Do this: Without including any pictures, write out the listing below exactly.

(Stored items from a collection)
########

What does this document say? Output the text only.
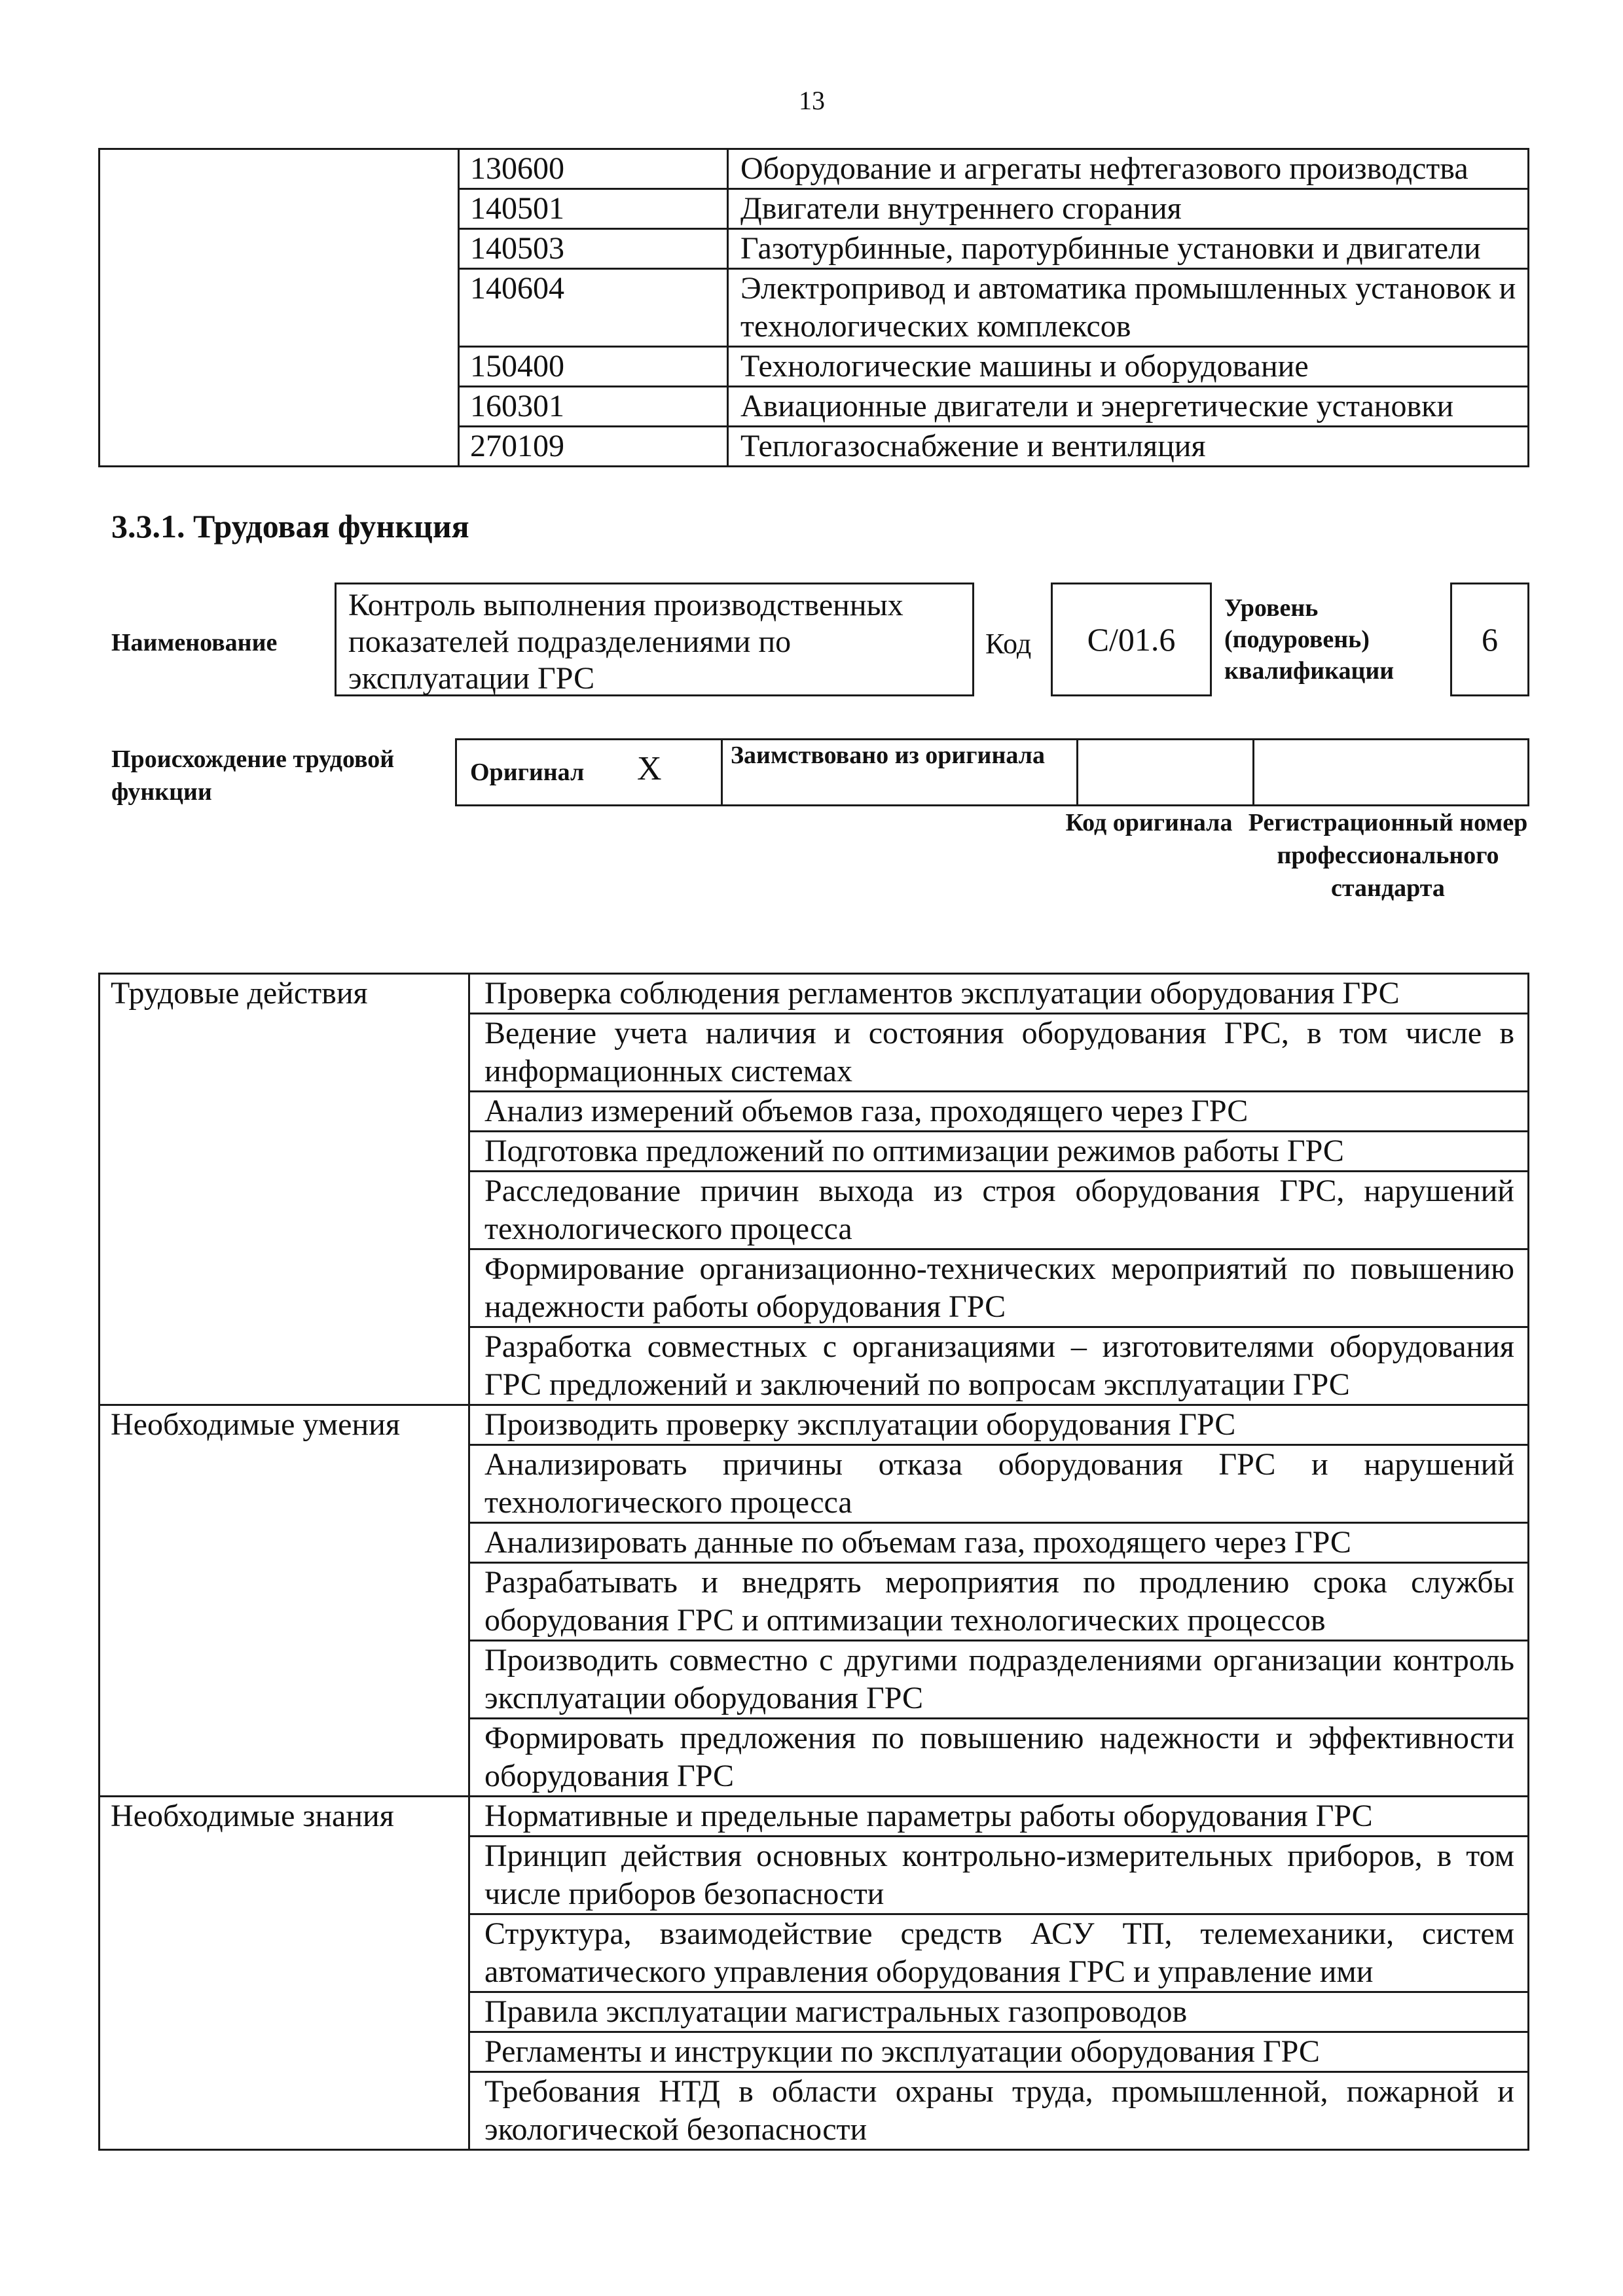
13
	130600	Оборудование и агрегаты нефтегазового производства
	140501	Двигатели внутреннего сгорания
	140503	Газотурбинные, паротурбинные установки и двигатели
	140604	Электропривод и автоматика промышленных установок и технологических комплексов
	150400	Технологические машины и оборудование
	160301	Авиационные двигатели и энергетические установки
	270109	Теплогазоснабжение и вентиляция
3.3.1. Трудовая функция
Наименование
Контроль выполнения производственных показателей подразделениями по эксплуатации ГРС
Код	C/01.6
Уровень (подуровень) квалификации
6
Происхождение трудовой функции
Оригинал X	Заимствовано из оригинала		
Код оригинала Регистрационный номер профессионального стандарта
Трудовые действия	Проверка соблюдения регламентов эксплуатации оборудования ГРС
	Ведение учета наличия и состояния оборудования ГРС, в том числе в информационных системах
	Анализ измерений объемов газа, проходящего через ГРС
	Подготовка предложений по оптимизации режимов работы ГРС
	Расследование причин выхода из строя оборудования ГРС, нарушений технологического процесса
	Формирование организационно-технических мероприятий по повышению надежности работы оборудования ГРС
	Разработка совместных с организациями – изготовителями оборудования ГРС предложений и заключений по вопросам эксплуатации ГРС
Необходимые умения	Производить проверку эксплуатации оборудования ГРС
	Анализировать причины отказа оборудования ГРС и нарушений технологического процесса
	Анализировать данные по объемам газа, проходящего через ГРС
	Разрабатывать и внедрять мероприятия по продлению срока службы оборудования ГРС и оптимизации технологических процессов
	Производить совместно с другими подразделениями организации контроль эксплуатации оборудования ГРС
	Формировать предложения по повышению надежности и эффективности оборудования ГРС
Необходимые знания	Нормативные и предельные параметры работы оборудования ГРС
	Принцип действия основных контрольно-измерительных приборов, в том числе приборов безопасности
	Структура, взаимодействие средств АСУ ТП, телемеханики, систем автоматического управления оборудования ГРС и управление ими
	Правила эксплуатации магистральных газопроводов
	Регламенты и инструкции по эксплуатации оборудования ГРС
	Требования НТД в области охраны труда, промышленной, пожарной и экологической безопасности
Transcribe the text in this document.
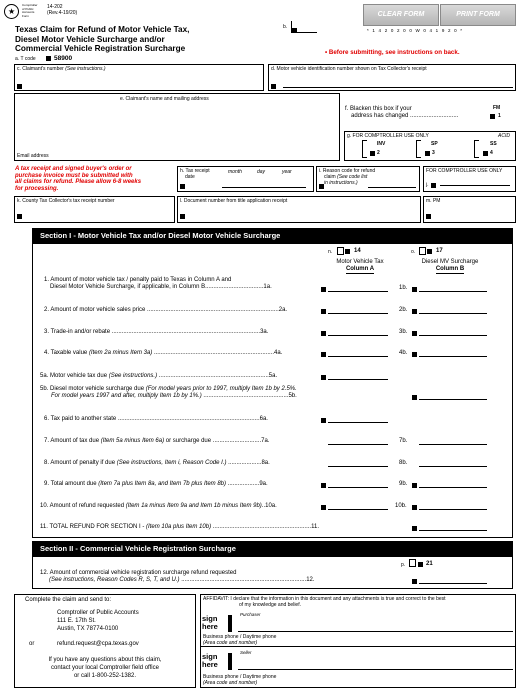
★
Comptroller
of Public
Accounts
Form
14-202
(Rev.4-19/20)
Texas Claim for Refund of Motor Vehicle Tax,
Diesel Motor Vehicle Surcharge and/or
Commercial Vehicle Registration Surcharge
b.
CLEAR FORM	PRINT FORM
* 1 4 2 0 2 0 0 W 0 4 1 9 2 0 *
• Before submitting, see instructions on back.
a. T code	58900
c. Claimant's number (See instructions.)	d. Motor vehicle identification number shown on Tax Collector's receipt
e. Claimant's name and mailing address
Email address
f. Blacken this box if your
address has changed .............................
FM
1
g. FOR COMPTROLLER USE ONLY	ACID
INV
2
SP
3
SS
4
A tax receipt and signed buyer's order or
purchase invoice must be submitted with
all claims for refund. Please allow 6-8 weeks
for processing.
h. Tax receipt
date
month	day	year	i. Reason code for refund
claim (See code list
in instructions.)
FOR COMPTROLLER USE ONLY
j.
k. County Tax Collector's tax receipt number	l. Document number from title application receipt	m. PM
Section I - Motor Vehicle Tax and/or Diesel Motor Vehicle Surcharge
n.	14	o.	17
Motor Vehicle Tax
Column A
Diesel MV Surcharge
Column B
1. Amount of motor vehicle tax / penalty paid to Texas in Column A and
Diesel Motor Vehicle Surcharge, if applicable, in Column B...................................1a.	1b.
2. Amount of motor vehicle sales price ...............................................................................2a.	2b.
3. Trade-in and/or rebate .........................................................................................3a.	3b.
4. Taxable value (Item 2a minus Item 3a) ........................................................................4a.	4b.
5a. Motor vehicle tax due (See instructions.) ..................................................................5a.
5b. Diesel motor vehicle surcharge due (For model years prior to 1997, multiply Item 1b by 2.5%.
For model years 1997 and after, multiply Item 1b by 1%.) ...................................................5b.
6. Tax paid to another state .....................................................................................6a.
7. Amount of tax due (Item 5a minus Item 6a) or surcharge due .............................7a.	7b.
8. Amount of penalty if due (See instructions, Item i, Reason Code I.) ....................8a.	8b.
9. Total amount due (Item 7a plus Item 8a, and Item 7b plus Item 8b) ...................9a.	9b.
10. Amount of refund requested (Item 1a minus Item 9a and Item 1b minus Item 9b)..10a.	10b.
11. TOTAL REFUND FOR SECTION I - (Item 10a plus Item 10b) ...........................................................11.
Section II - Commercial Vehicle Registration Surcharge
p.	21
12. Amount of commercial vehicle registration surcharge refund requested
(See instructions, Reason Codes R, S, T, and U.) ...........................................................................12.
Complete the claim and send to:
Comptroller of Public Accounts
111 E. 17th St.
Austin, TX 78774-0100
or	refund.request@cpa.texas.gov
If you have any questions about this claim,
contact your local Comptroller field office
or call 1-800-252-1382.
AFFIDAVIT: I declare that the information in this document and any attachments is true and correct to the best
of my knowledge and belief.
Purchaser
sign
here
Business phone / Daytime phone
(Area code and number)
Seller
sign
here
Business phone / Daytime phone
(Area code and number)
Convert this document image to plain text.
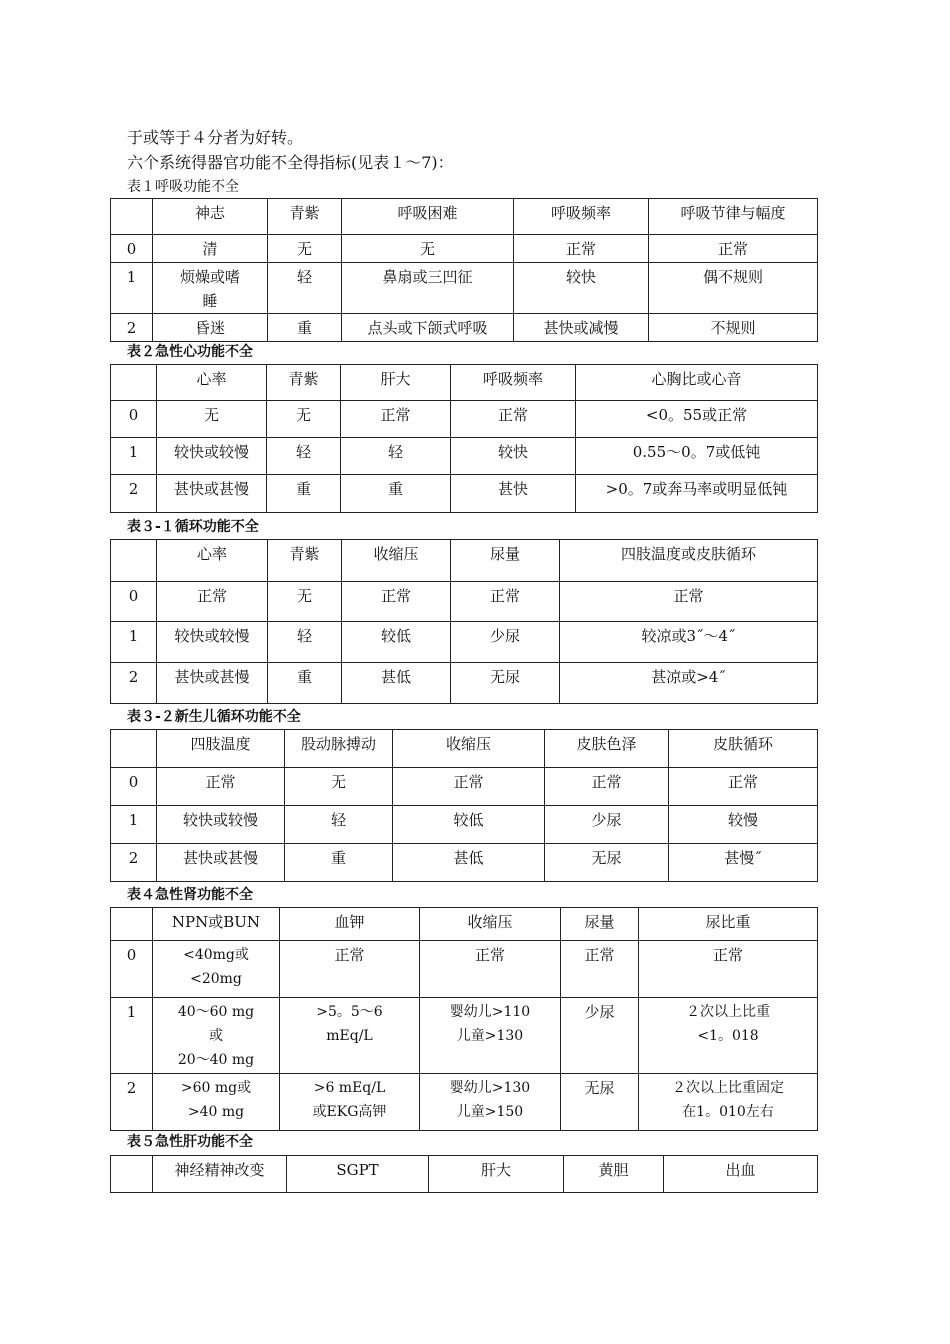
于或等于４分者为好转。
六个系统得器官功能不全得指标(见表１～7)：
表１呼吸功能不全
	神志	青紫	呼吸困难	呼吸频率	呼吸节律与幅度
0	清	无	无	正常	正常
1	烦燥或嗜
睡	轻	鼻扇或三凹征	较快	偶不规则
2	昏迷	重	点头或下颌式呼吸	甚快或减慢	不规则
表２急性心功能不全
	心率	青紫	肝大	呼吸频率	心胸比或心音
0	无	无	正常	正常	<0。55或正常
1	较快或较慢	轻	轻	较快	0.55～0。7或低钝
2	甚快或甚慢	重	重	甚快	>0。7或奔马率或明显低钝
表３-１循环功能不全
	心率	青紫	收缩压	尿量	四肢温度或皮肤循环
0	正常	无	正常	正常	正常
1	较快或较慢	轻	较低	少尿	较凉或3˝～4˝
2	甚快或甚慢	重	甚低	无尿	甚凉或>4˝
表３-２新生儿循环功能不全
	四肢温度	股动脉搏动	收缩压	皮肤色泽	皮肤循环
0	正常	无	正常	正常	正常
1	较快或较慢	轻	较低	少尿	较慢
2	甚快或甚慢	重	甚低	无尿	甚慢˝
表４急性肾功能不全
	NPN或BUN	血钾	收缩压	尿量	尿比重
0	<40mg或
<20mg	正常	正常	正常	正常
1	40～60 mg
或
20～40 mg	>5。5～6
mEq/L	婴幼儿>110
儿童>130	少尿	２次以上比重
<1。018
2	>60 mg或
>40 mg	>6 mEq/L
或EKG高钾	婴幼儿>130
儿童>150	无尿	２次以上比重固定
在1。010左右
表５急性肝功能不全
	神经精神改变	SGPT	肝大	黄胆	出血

########

The solution:
What does this document say? Output the text only.
13
	130600	Оборудование и агрегаты нефтегазового производства
	140501	Двигатели внутреннего сгорания
	140503	Газотурбинные, паротурбинные установки и двигатели
	140604	Электропривод и автоматика промышленных установок и технологических комплексов
	150400	Технологические машины и оборудование
	160301	Авиационные двигатели и энергетические установки
	270109	Теплогазоснабжение и вентиляция
3.3.1. Трудовая функция
Наименование
Контроль выполнения производственных показателей подразделениями по эксплуатации ГРС
Код	C/01.6
Уровень (подуровень) квалификации
6
Происхождение трудовой функции
Оригинал X	Заимствовано из оригинала		
Код оригинала Регистрационный номер профессионального стандарта
Трудовые действия	Проверка соблюдения регламентов эксплуатации оборудования ГРС
	Ведение учета наличия и состояния оборудования ГРС, в том числе в информационных системах
	Анализ измерений объемов газа, проходящего через ГРС
	Подготовка предложений по оптимизации режимов работы ГРС
	Расследование причин выхода из строя оборудования ГРС, нарушений технологического процесса
	Формирование организационно-технических мероприятий по повышению надежности работы оборудования ГРС
	Разработка совместных с организациями – изготовителями оборудования ГРС предложений и заключений по вопросам эксплуатации ГРС
Необходимые умения	Производить проверку эксплуатации оборудования ГРС
	Анализировать причины отказа оборудования ГРС и нарушений технологического процесса
	Анализировать данные по объемам газа, проходящего через ГРС
	Разрабатывать и внедрять мероприятия по продлению срока службы оборудования ГРС и оптимизации технологических процессов
	Производить совместно с другими подразделениями организации контроль эксплуатации оборудования ГРС
	Формировать предложения по повышению надежности и эффективности оборудования ГРС
Необходимые знания	Нормативные и предельные параметры работы оборудования ГРС
	Принцип действия основных контрольно-измерительных приборов, в том числе приборов безопасности
	Структура, взаимодействие средств АСУ ТП, телемеханики, систем автоматического управления оборудования ГРС и управление ими
	Правила эксплуатации магистральных газопроводов
	Регламенты и инструкции по эксплуатации оборудования ГРС
	Требования НТД в области охраны труда, промышленной, пожарной и экологической безопасности
Transcribe the text in this document.
★
Comptroller
of Public
Accounts
Form
14-202
(Rev.4-19/20)
Texas Claim for Refund of Motor Vehicle Tax,
Diesel Motor Vehicle Surcharge and/or
Commercial Vehicle Registration Surcharge
b.
CLEAR FORM	PRINT FORM
* 1 4 2 0 2 0 0 W 0 4 1 9 2 0 *
• Before submitting, see instructions on back.
a. T code	58900
c. Claimant's number (See instructions.)	d. Motor vehicle identification number shown on Tax Collector's receipt
e. Claimant's name and mailing address
Email address
f. Blacken this box if your
address has changed .............................
FM
1
g. FOR COMPTROLLER USE ONLY	ACID
INV
2
SP
3
SS
4
A tax receipt and signed buyer's order or
purchase invoice must be submitted with
all claims for refund. Please allow 6-8 weeks
for processing.
h. Tax receipt
date
month	day	year	i. Reason code for refund
claim (See code list
in instructions.)
FOR COMPTROLLER USE ONLY
j.
k. County Tax Collector's tax receipt number	l. Document number from title application receipt	m. PM
Section I - Motor Vehicle Tax and/or Diesel Motor Vehicle Surcharge
n.	14	o.	17
Motor Vehicle Tax
Column A
Diesel MV Surcharge
Column B
1. Amount of motor vehicle tax / penalty paid to Texas in Column A and
Diesel Motor Vehicle Surcharge, if applicable, in Column B...................................1a.	1b.
2. Amount of motor vehicle sales price ...............................................................................2a.	2b.
3. Trade-in and/or rebate .........................................................................................3a.	3b.
4. Taxable value (Item 2a minus Item 3a) ........................................................................4a.	4b.
5a. Motor vehicle tax due (See instructions.) ..................................................................5a.
5b. Diesel motor vehicle surcharge due (For model years prior to 1997, multiply Item 1b by 2.5%.
For model years 1997 and after, multiply Item 1b by 1%.) ...................................................5b.
6. Tax paid to another state .....................................................................................6a.
7. Amount of tax due (Item 5a minus Item 6a) or surcharge due .............................7a.	7b.
8. Amount of penalty if due (See instructions, Item i, Reason Code I.) ....................8a.	8b.
9. Total amount due (Item 7a plus Item 8a, and Item 7b plus Item 8b) ...................9a.	9b.
10. Amount of refund requested (Item 1a minus Item 9a and Item 1b minus Item 9b)..10a.	10b.
11. TOTAL REFUND FOR SECTION I - (Item 10a plus Item 10b) ...........................................................11.
Section II - Commercial Vehicle Registration Surcharge
p.	21
12. Amount of commercial vehicle registration surcharge refund requested
(See instructions, Reason Codes R, S, T, and U.) ...........................................................................12.
Complete the claim and send to:
Comptroller of Public Accounts
111 E. 17th St.
Austin, TX 78774-0100
or	refund.request@cpa.texas.gov
If you have any questions about this claim,
contact your local Comptroller field office
or call 1-800-252-1382.
AFFIDAVIT: I declare that the information in this document and any attachments is true and correct to the best
of my knowledge and belief.
Purchaser
sign
here
Business phone / Daytime phone
(Area code and number)
Seller
sign
here
Business phone / Daytime phone
(Area code and number)
Convert this document image to plain text.
于或等于４分者为好转。
六个系统得器官功能不全得指标(见表１～7)：
表１呼吸功能不全
	神志	青紫	呼吸困难	呼吸频率	呼吸节律与幅度
0	清	无	无	正常	正常
1	烦燥或嗜
睡	轻	鼻扇或三凹征	较快	偶不规则
2	昏迷	重	点头或下颌式呼吸	甚快或减慢	不规则
表２急性心功能不全
	心率	青紫	肝大	呼吸频率	心胸比或心音
0	无	无	正常	正常	<0。55或正常
1	较快或较慢	轻	轻	较快	0.55～0。7或低钝
2	甚快或甚慢	重	重	甚快	>0。7或奔马率或明显低钝
表３-１循环功能不全
	心率	青紫	收缩压	尿量	四肢温度或皮肤循环
0	正常	无	正常	正常	正常
1	较快或较慢	轻	较低	少尿	较凉或3˝～4˝
2	甚快或甚慢	重	甚低	无尿	甚凉或>4˝
表３-２新生儿循环功能不全
	四肢温度	股动脉搏动	收缩压	皮肤色泽	皮肤循环
0	正常	无	正常	正常	正常
1	较快或较慢	轻	较低	少尿	较慢
2	甚快或甚慢	重	甚低	无尿	甚慢˝
表４急性肾功能不全
	NPN或BUN	血钾	收缩压	尿量	尿比重
0	<40mg或
<20mg	正常	正常	正常	正常
1	40～60 mg
或
20～40 mg	>5。5～6
mEq/L	婴幼儿>110
儿童>130	少尿	２次以上比重
<1。018
2	>60 mg或
>40 mg	>6 mEq/L
或EKG高钾	婴幼儿>130
儿童>150	无尿	２次以上比重固定
在1。010左右
表５急性肝功能不全
	神经精神改变	SGPT	肝大	黄胆	出血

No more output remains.